------ Excerpt

STATUTORY INDEXING:  
Entitlement to PIP Benefits: Arising Out of / Causation Requirement [§3105(1)]  
Exclusion for Vehicles Considered Parked [§3106(1)]  
Exception for Unreasonably Parked Vehicles [§3106(1)(a)]  
Exception for Permanently Mounted Equipment Use [§3106(1)(b)]  
Exception for Entering Into or Alighting From [§3106(1)(c)]

TOPICAL INDEXING:
Not Applicable    


CASE SUMMARY:  
In this unanimous per curiam Opinion, the Court of Appeals denied no-fault benefits to plaintiff on the basis that his injury did not arise out of the ownership, operation, maintenance or use of a motor vehicle as a motor vehicle pursuant to §3105(1) of the Act. Plaintiff in this case was building an addition to his home. During construction, he utilized a motor vehicle van as part of a makeshift scaffolding device which enabled plaintiff to reach the roof of his home. Just prior to the accident, plaintiff had stepped off the ladder and into the van where he picked up some shingles and other material and then exited the van via the passenger door. As he was doing this, he placed his boot on a piece of wood laying on the driveway and severely injured his leg.

------------
------ Available data

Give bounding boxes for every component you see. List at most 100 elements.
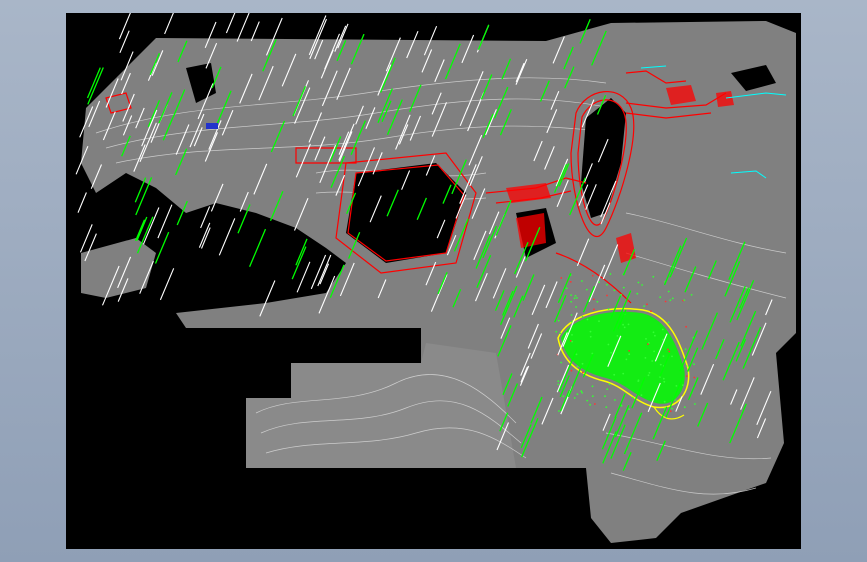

------------

_What you need to do:_
a) From the statutory indexing of the no-fault case summary, list each exception with its section number.
b) In the no-fault case summary, what did the plaintiff place his boot on when he injured his leg?

_Response list:_
a)
- Exception for Unreasonably Parked Vehicles [§3106(1)(a)]
- Exception for Permanently Mounted Equipment Use [§3106(1)(b)]
- Exception for Entering Into or Alighting From [§3106(1)(c)]

b) A piece of wood on the driveway.